[Begin]
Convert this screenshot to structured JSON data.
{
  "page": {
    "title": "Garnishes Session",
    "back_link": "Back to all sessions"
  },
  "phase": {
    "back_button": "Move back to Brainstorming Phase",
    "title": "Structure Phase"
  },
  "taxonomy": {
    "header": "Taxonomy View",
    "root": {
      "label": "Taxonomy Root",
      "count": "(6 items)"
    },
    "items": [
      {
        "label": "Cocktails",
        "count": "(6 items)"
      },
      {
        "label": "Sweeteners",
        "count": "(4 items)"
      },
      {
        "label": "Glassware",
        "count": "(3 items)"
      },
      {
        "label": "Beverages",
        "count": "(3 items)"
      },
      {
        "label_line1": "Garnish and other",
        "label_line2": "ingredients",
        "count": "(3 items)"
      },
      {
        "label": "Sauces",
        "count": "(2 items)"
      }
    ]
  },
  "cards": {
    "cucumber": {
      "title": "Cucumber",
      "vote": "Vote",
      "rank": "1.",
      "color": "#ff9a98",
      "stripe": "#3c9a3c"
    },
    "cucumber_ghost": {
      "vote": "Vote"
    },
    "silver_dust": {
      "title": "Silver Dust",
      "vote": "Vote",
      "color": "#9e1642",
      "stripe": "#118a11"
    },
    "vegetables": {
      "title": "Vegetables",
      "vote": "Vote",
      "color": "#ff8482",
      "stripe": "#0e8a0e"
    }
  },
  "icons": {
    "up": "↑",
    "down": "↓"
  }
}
[End]
Do this → Copy every line in the records above that contains the word "title".

Solved problem →
    "title": "Garnishes Session",
    "title": "Structure Phase"
      "title": "Cucumber",
      "title": "Silver Dust",
      "title": "Vegetables",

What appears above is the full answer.